### GOAL OF THE EXERCISE
Determine how many lines in these records hold "homme". Only the number is wanted.

— Start of EXTRACTED DATA —

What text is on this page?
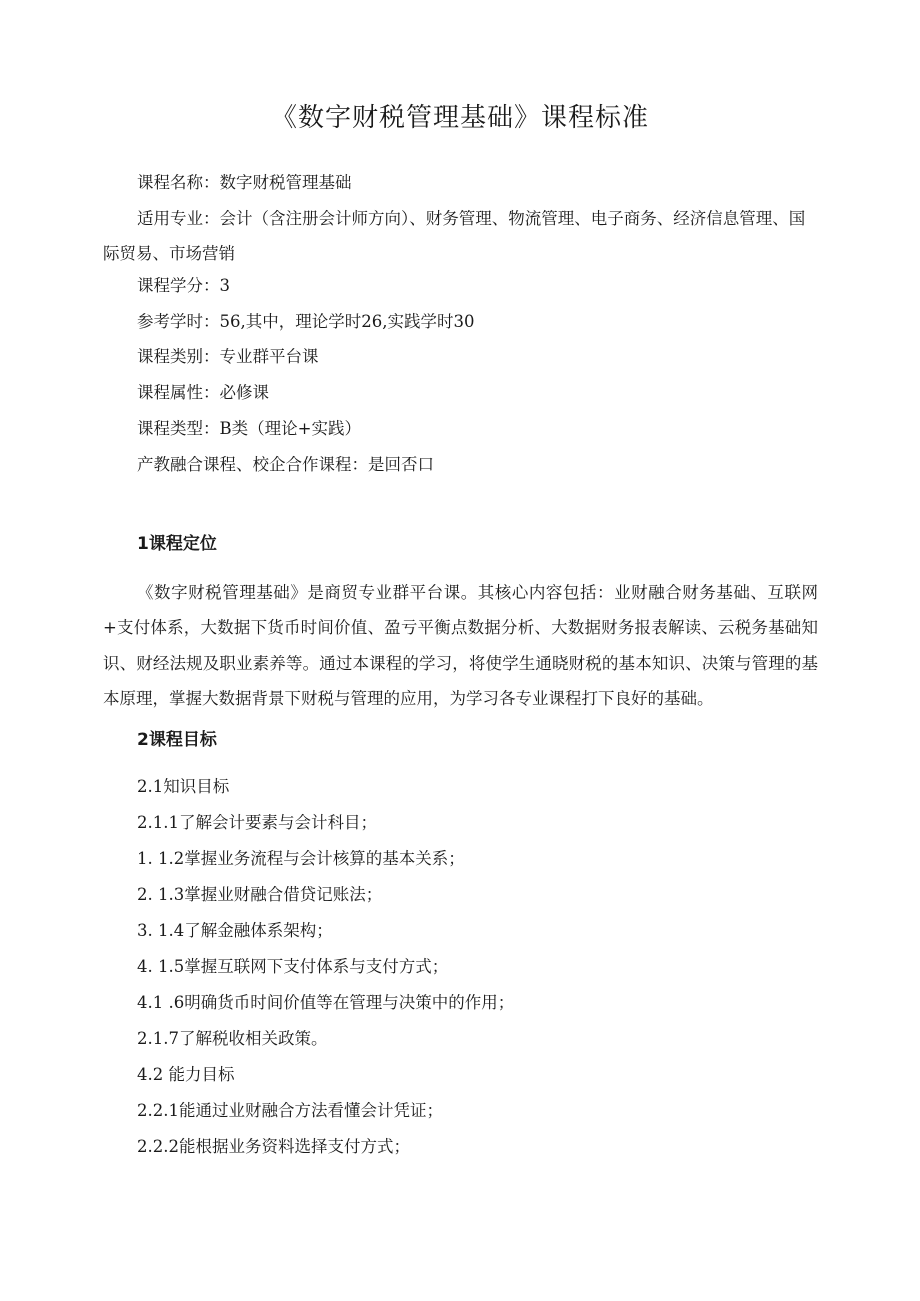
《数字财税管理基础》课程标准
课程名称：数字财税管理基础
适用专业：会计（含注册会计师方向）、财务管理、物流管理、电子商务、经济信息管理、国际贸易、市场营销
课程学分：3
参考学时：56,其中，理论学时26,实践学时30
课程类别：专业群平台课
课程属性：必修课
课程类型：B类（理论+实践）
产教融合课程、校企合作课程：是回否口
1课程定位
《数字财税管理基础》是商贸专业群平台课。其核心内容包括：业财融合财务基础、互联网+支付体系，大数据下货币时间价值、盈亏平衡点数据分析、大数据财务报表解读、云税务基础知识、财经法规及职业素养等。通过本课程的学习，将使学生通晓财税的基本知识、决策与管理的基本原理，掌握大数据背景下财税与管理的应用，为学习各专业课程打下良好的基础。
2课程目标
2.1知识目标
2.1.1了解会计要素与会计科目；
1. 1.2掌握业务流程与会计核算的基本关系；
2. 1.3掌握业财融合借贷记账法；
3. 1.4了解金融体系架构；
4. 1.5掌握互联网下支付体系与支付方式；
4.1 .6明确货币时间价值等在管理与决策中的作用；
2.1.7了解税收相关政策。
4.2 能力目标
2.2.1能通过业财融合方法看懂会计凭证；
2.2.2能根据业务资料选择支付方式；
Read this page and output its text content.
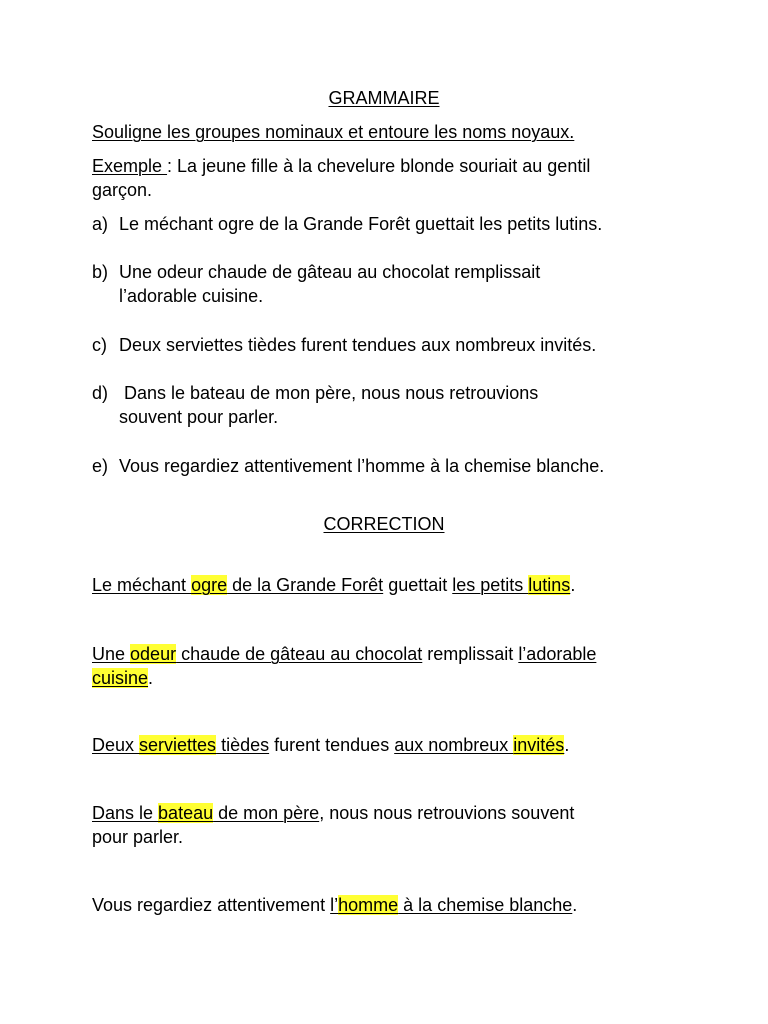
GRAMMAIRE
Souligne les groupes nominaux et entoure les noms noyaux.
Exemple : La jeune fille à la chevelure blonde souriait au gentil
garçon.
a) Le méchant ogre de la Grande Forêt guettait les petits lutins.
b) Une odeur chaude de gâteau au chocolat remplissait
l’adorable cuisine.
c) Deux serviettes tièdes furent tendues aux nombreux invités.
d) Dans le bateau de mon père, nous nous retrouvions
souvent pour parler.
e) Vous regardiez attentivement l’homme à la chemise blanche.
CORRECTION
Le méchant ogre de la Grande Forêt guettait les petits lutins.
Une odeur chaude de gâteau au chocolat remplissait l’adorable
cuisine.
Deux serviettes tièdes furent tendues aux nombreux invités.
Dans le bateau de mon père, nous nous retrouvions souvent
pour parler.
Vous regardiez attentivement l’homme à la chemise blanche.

— End of EXTRACTED DATA —
— Start of EXTRACTED DATA —

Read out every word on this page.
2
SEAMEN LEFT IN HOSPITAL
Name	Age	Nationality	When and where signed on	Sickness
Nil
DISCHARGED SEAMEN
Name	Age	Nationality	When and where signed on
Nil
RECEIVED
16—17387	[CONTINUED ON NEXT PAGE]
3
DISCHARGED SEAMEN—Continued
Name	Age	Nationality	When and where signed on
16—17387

— End of EXTRACTED DATA —
— Start of EXTRACTED DATA —

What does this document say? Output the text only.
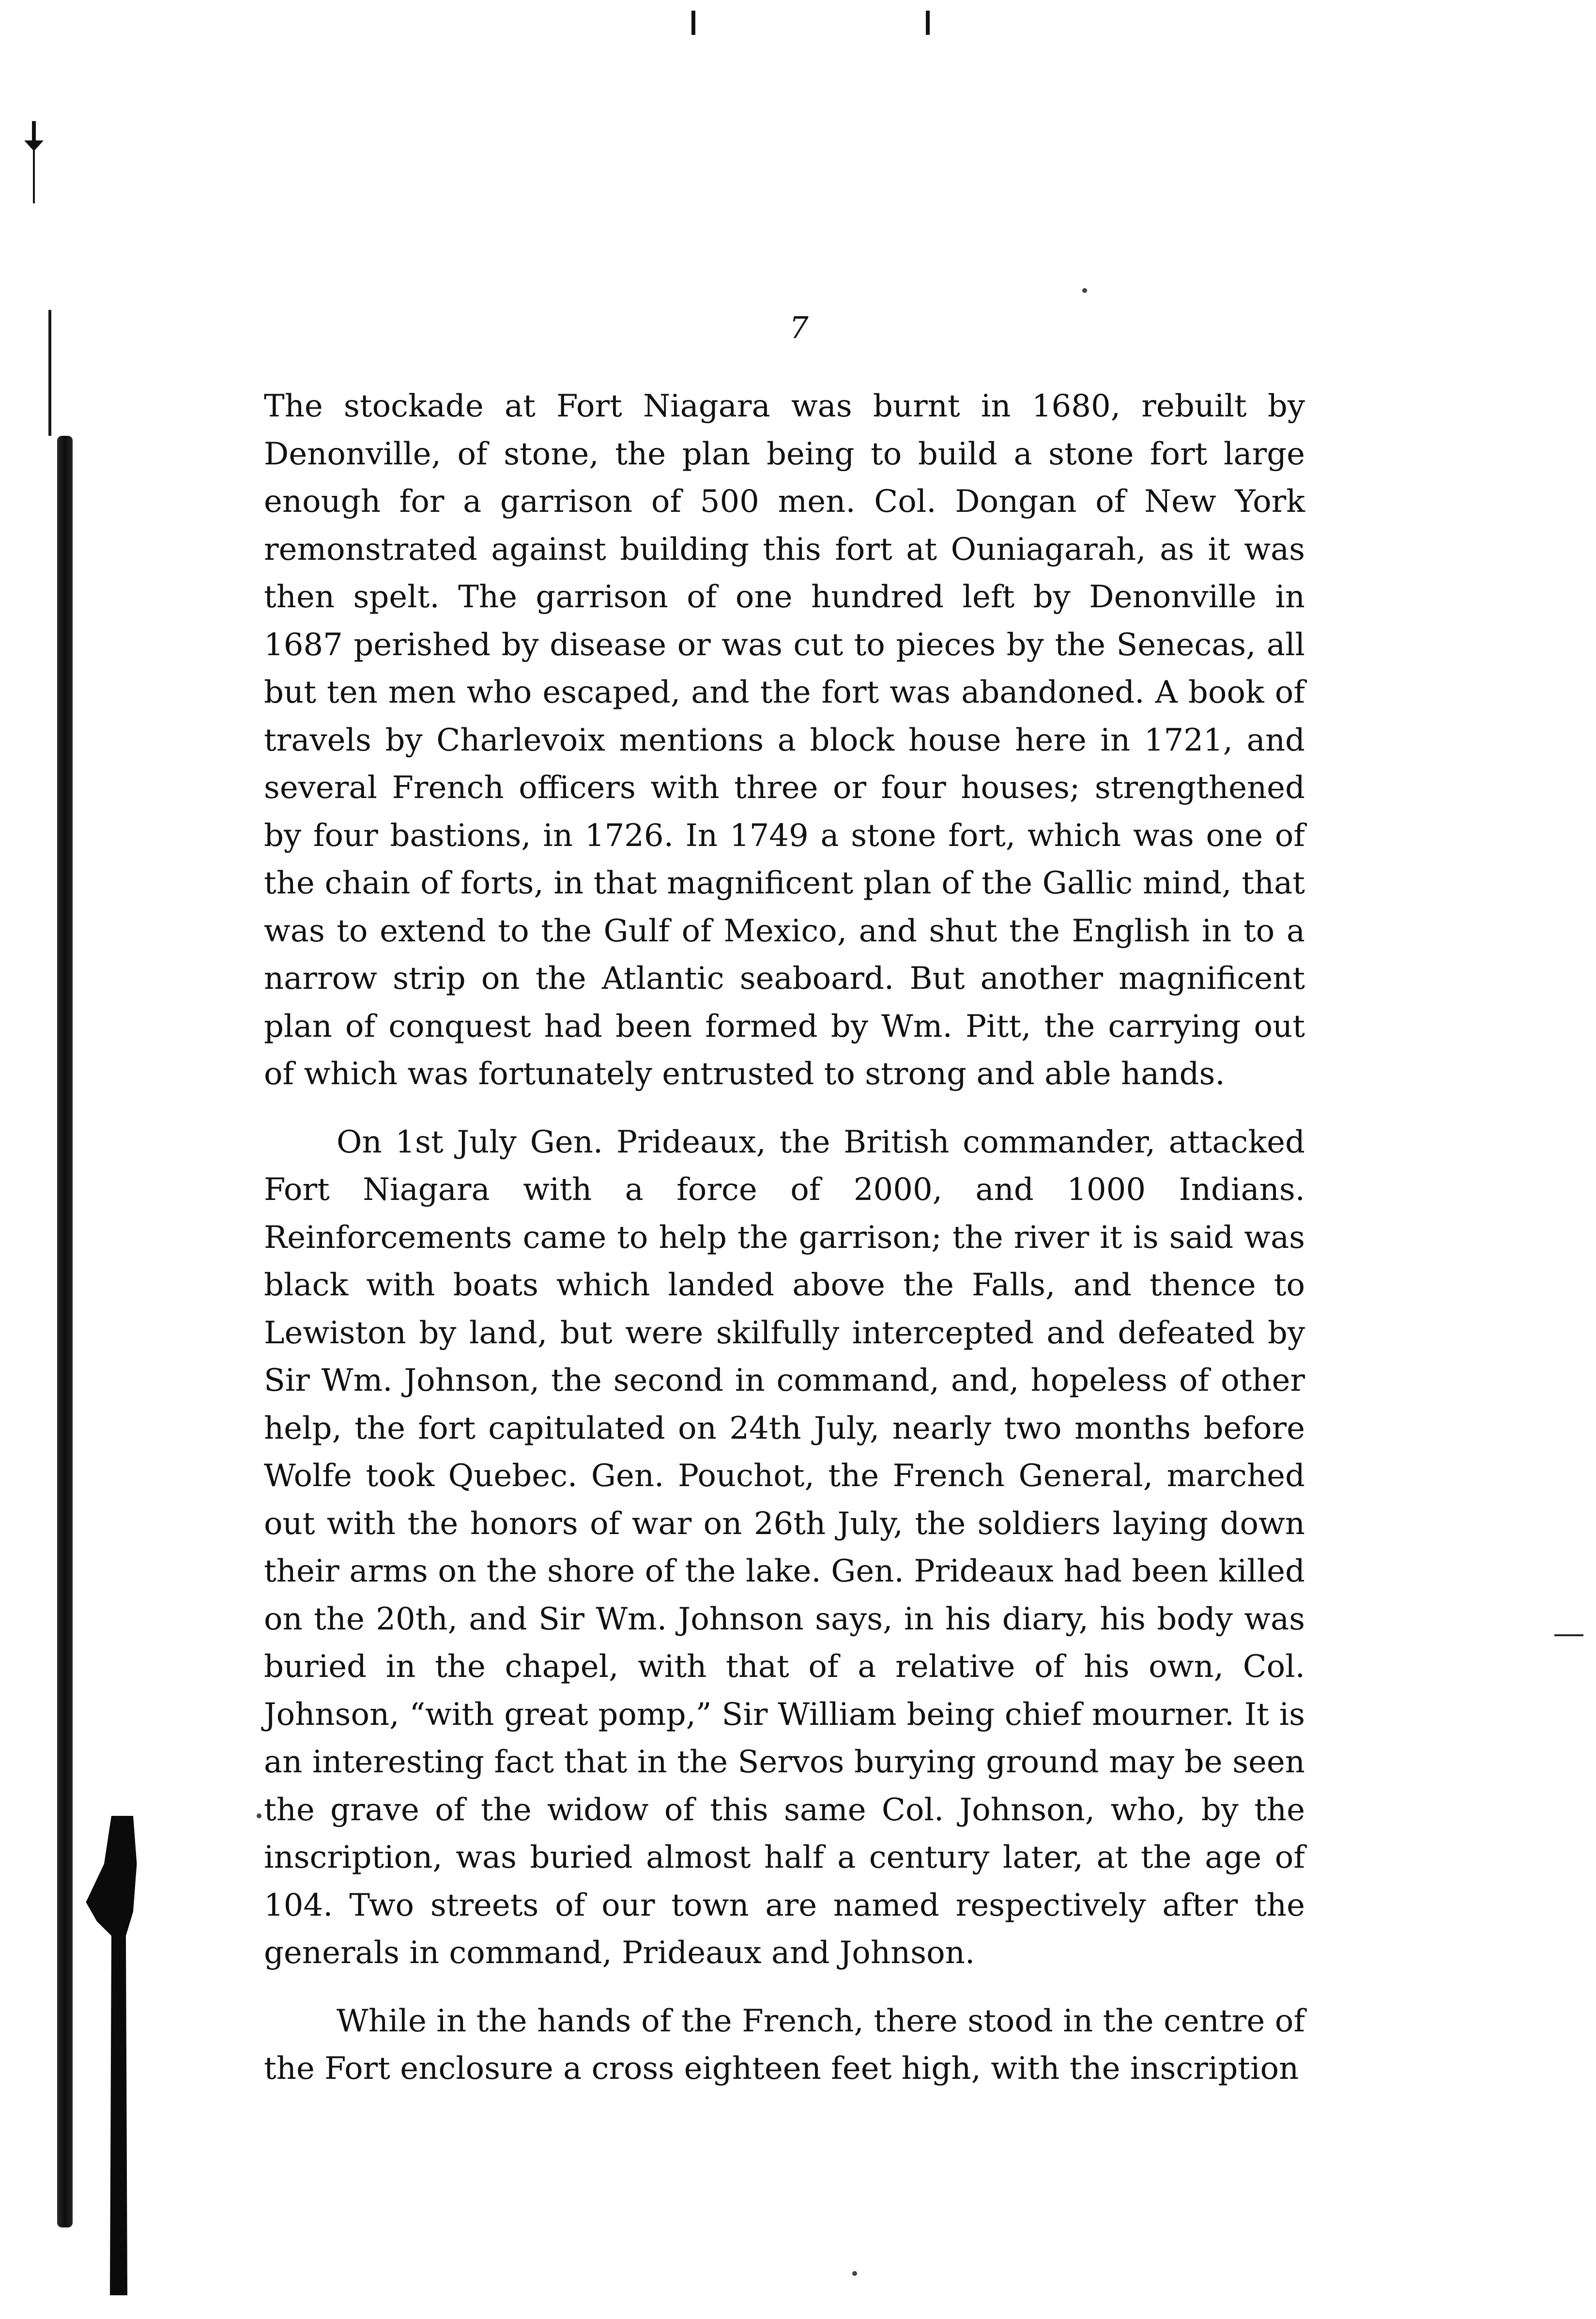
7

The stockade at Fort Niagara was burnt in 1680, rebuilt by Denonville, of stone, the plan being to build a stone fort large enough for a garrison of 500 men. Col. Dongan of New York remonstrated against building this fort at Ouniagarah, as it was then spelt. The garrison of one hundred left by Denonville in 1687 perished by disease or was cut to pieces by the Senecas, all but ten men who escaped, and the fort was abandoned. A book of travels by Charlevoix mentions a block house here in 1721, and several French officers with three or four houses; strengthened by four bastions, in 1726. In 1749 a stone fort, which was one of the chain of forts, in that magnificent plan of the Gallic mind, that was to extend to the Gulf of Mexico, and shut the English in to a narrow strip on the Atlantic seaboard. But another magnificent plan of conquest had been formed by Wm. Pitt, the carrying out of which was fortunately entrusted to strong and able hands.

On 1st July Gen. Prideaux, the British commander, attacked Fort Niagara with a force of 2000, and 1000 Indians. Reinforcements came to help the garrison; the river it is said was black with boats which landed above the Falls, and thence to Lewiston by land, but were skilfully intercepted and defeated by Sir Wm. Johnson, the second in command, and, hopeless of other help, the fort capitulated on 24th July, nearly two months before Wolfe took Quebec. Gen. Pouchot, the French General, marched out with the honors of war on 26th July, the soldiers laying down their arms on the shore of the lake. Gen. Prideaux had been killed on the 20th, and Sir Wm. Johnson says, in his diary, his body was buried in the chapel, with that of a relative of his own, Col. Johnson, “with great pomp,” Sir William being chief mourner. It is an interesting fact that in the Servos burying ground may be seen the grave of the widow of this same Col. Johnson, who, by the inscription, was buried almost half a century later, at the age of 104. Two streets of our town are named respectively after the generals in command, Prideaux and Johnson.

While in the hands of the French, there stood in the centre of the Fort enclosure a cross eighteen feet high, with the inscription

— End of EXTRACTED DATA —

### WRITTEN SOLUTION
2